>>>

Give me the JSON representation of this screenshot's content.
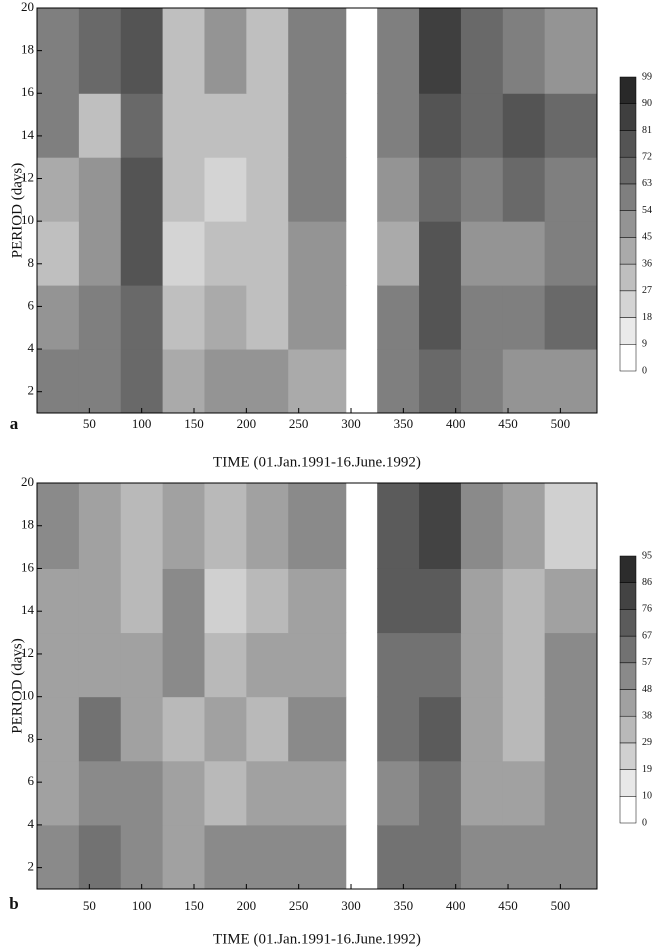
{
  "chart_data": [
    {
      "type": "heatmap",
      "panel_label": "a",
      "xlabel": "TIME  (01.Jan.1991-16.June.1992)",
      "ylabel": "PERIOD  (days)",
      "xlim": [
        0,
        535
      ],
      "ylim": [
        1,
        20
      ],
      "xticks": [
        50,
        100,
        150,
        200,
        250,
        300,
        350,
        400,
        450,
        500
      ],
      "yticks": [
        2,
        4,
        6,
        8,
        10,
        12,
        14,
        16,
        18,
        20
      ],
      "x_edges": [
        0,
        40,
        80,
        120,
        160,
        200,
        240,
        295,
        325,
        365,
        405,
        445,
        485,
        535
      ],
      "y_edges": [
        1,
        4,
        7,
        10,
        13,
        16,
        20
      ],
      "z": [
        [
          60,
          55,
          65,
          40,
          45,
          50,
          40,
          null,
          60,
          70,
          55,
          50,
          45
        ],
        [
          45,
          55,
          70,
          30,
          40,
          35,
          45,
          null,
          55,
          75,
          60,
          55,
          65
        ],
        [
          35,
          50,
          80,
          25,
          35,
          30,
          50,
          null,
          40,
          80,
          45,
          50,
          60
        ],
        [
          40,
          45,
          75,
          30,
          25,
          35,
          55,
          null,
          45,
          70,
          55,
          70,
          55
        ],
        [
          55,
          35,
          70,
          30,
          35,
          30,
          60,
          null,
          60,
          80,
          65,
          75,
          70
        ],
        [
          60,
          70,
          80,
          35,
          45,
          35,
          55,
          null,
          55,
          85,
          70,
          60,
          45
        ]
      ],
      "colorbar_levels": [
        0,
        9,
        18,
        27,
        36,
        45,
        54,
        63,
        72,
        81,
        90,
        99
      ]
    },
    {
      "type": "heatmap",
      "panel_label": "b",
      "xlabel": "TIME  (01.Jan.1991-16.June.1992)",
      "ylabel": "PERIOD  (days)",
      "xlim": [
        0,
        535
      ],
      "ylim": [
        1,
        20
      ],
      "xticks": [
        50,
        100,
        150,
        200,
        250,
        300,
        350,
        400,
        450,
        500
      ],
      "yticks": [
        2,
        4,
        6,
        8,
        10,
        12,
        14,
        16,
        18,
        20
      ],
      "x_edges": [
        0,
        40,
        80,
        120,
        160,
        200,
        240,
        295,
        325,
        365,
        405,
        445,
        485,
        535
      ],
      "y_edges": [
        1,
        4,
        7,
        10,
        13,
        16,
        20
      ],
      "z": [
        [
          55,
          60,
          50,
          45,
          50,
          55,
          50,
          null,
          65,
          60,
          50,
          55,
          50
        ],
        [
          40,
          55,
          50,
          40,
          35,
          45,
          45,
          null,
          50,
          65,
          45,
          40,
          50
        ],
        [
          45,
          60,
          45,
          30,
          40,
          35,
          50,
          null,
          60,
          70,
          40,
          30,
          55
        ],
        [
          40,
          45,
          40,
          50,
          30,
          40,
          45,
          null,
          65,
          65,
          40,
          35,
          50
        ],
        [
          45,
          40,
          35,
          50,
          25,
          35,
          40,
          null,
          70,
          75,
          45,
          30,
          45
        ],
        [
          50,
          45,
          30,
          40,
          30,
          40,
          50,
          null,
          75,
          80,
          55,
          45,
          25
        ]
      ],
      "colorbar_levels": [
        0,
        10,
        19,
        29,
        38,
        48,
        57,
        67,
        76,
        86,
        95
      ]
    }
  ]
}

<<<

** TASK DIRECTIONS **
Output all of the entries verbatim, leaving out any images.

** SOLUTION TO THE PROBLEM **
Give me the JSON representation of this screenshot's content.
{
  "chart_data": [
    {
      "type": "heatmap",
      "panel_label": "a",
      "xlabel": "TIME  (01.Jan.1991-16.June.1992)",
      "ylabel": "PERIOD  (days)",
      "xlim": [
        0,
        535
      ],
      "ylim": [
        1,
        20
      ],
      "xticks": [
        50,
        100,
        150,
        200,
        250,
        300,
        350,
        400,
        450,
        500
      ],
      "yticks": [
        2,
        4,
        6,
        8,
        10,
        12,
        14,
        16,
        18,
        20
      ],
      "x_edges": [
        0,
        40,
        80,
        120,
        160,
        200,
        240,
        295,
        325,
        365,
        405,
        445,
        485,
        535
      ],
      "y_edges": [
        1,
        4,
        7,
        10,
        13,
        16,
        20
      ],
      "z": [
        [
          60,
          55,
          65,
          40,
          45,
          50,
          40,
          null,
          60,
          70,
          55,
          50,
          45
        ],
        [
          45,
          55,
          70,
          30,
          40,
          35,
          45,
          null,
          55,
          75,
          60,
          55,
          65
        ],
        [
          35,
          50,
          80,
          25,
          35,
          30,
          50,
          null,
          40,
          80,
          45,
          50,
          60
        ],
        [
          40,
          45,
          75,
          30,
          25,
          35,
          55,
          null,
          45,
          70,
          55,
          70,
          55
        ],
        [
          55,
          35,
          70,
          30,
          35,
          30,
          60,
          null,
          60,
          80,
          65,
          75,
          70
        ],
        [
          60,
          70,
          80,
          35,
          45,
          35,
          55,
          null,
          55,
          85,
          70,
          60,
          45
        ]
      ],
      "colorbar_levels": [
        0,
        9,
        18,
        27,
        36,
        45,
        54,
        63,
        72,
        81,
        90,
        99
      ]
    },
    {
      "type": "heatmap",
      "panel_label": "b",
      "xlabel": "TIME  (01.Jan.1991-16.June.1992)",
      "ylabel": "PERIOD  (days)",
      "xlim": [
        0,
        535
      ],
      "ylim": [
        1,
        20
      ],
      "xticks": [
        50,
        100,
        150,
        200,
        250,
        300,
        350,
        400,
        450,
        500
      ],
      "yticks": [
        2,
        4,
        6,
        8,
        10,
        12,
        14,
        16,
        18,
        20
      ],
      "x_edges": [
        0,
        40,
        80,
        120,
        160,
        200,
        240,
        295,
        325,
        365,
        405,
        445,
        485,
        535
      ],
      "y_edges": [
        1,
        4,
        7,
        10,
        13,
        16,
        20
      ],
      "z": [
        [
          55,
          60,
          50,
          45,
          50,
          55,
          50,
          null,
          65,
          60,
          50,
          55,
          50
        ],
        [
          40,
          55,
          50,
          40,
          35,
          45,
          45,
          null,
          50,
          65,
          45,
          40,
          50
        ],
        [
          45,
          60,
          45,
          30,
          40,
          35,
          50,
          null,
          60,
          70,
          40,
          30,
          55
        ],
        [
          40,
          45,
          40,
          50,
          30,
          40,
          45,
          null,
          65,
          65,
          40,
          35,
          50
        ],
        [
          45,
          40,
          35,
          50,
          25,
          35,
          40,
          null,
          70,
          75,
          45,
          30,
          45
        ],
        [
          50,
          45,
          30,
          40,
          30,
          40,
          50,
          null,
          75,
          80,
          55,
          45,
          25
        ]
      ],
      "colorbar_levels": [
        0,
        10,
        19,
        29,
        38,
        48,
        57,
        67,
        76,
        86,
        95
      ]
    }
  ]
}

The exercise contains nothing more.